Task directions: Which lines below hold the word "structured"? Copy all of them.

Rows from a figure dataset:
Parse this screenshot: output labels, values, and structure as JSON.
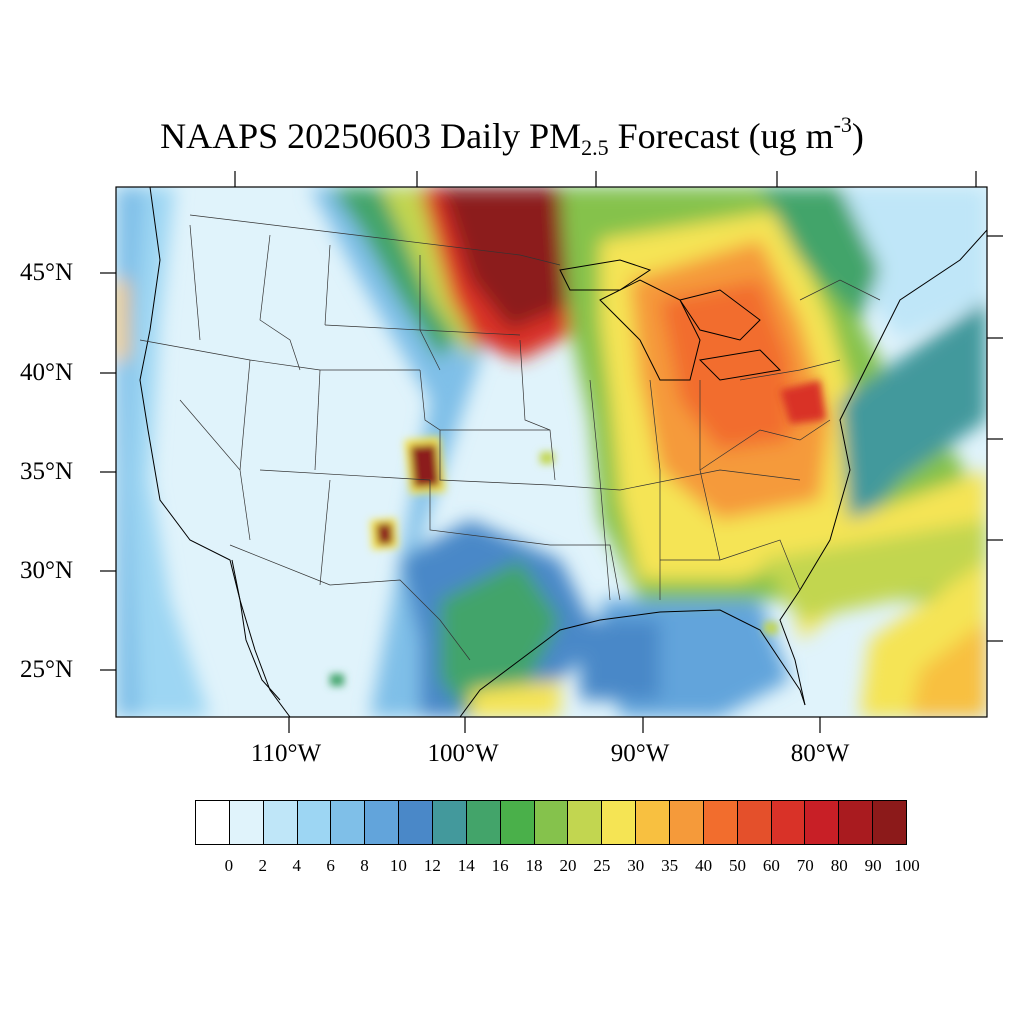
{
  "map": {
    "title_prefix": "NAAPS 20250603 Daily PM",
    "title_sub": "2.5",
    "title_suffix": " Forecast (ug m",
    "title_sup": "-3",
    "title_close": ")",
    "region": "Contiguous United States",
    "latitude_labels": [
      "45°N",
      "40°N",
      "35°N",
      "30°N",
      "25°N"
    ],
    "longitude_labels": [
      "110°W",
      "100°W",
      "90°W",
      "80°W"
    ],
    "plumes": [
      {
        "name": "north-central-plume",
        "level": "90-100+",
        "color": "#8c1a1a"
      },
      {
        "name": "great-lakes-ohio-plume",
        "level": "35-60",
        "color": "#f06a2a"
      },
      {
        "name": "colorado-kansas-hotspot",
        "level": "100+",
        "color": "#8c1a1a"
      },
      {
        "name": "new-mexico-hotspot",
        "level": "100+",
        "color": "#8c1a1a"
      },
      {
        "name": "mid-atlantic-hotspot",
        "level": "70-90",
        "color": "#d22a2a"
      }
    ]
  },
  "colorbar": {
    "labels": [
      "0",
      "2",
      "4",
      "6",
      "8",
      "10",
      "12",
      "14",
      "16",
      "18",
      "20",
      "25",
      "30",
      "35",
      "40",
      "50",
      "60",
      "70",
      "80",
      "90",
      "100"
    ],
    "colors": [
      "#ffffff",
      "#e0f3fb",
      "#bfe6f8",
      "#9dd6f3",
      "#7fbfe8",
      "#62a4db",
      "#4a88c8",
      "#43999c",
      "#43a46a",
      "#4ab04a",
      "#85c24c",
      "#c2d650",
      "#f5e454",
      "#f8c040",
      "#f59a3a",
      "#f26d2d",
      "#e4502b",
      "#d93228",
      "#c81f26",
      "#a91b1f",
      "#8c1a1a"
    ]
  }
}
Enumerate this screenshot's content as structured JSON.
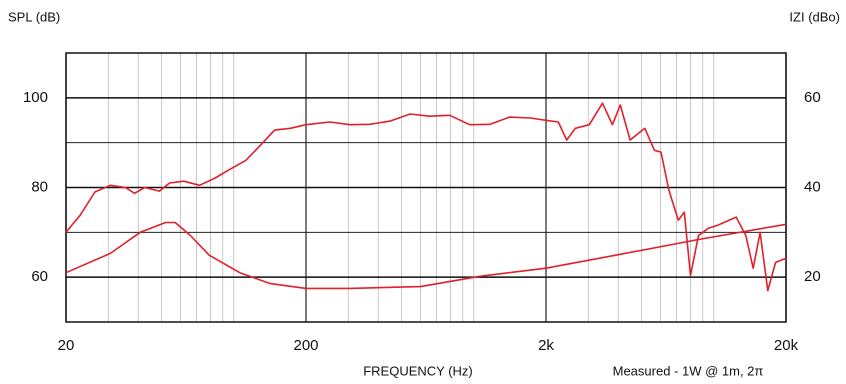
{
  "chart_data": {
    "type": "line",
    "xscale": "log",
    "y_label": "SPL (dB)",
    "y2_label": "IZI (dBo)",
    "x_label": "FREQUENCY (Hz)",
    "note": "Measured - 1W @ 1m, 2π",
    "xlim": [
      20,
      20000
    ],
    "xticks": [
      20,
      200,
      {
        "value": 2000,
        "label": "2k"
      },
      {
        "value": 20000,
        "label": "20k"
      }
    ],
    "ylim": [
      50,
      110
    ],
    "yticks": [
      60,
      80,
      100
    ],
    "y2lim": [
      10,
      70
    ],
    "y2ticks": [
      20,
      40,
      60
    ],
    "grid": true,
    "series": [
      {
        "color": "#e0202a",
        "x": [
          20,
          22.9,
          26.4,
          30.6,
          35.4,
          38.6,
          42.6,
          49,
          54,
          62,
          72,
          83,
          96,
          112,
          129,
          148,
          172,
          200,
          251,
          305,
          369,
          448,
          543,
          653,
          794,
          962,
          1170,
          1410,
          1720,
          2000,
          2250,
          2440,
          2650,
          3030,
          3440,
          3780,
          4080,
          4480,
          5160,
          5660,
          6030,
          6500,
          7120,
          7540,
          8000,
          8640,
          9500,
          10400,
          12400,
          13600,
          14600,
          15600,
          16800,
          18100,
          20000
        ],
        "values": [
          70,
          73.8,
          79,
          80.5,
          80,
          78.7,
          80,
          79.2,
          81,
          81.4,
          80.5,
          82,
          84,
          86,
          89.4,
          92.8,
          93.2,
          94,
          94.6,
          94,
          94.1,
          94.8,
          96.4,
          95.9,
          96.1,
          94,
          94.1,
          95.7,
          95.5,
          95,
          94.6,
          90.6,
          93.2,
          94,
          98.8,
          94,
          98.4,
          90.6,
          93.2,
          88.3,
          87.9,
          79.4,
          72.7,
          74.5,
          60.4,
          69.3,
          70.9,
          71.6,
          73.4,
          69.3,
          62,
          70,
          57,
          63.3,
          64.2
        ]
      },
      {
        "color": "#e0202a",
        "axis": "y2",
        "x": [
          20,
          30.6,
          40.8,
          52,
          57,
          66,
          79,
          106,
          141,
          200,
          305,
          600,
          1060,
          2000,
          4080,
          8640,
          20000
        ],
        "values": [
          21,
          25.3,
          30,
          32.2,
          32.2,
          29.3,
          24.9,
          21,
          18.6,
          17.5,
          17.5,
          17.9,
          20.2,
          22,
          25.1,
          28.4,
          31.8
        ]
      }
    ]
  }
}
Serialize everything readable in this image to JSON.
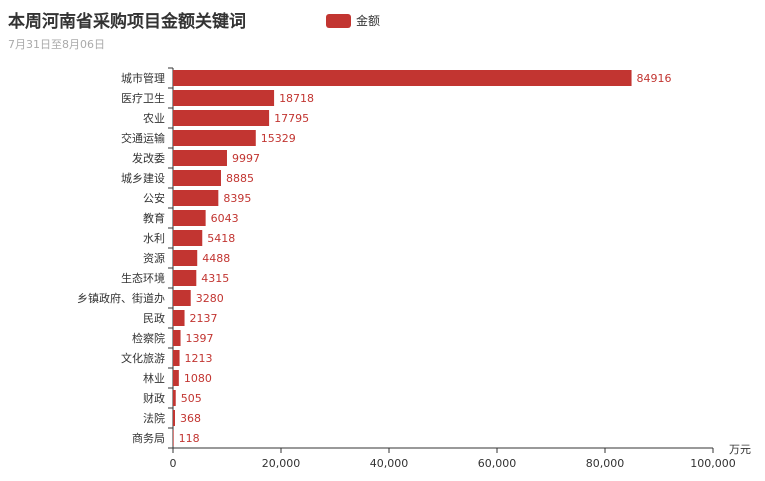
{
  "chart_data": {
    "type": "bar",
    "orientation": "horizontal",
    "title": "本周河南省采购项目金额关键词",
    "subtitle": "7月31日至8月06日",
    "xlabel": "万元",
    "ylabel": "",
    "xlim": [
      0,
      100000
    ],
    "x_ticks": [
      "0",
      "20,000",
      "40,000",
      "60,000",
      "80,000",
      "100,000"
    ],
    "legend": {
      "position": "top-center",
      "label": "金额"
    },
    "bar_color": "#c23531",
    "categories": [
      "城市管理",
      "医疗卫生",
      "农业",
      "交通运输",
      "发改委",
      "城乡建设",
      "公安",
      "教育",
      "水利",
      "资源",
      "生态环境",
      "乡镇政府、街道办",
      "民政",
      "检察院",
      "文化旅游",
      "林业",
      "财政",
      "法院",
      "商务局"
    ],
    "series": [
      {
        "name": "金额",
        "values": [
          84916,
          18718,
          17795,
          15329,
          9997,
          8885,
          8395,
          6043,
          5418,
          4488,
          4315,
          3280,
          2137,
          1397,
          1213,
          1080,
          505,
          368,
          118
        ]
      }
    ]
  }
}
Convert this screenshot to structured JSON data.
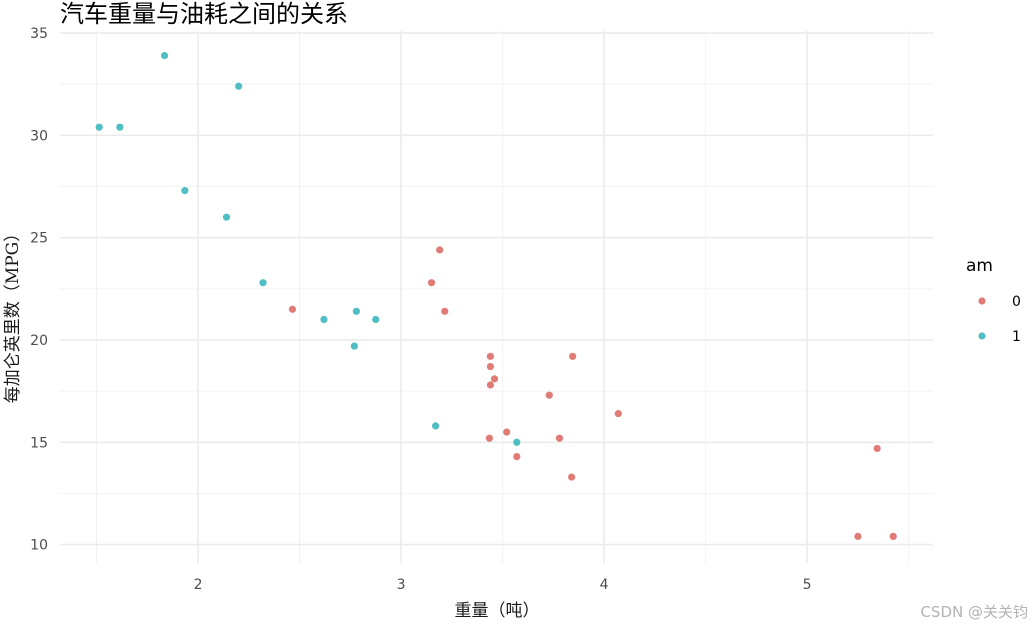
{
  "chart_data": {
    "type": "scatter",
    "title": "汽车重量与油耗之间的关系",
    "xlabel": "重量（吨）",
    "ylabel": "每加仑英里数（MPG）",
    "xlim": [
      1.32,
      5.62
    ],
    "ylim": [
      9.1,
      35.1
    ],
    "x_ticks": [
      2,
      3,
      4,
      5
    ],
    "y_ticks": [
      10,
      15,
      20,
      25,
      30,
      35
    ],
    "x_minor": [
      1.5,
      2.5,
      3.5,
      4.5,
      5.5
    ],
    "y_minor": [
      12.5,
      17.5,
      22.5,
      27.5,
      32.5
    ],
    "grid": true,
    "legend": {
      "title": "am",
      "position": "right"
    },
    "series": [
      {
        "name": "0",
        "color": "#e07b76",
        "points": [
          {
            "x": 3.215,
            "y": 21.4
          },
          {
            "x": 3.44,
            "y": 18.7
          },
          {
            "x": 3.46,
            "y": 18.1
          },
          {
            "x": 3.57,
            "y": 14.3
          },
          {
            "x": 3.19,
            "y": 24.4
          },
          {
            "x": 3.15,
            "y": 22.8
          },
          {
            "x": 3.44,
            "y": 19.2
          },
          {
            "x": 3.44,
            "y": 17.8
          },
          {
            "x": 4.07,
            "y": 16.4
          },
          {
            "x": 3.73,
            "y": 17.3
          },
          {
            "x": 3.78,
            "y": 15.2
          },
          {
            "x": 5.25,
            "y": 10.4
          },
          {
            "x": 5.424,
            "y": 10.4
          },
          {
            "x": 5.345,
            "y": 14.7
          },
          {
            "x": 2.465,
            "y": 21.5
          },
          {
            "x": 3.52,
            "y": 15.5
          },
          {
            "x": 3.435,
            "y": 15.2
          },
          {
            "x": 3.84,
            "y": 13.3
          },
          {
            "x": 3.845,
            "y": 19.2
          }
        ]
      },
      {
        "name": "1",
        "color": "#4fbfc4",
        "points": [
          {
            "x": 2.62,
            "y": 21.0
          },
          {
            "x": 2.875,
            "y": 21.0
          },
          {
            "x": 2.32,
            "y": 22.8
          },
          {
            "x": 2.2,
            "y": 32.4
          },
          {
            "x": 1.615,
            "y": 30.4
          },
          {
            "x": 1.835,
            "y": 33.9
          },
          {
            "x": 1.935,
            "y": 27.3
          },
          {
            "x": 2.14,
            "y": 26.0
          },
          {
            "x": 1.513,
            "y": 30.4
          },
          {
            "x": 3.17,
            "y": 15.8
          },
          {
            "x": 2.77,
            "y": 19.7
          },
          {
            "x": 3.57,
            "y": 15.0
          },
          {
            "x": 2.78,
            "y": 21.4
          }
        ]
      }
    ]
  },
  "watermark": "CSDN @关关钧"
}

Reply:
Enumerate this screenshot's content as structured JSON.
Convert this screenshot to structured JSON data.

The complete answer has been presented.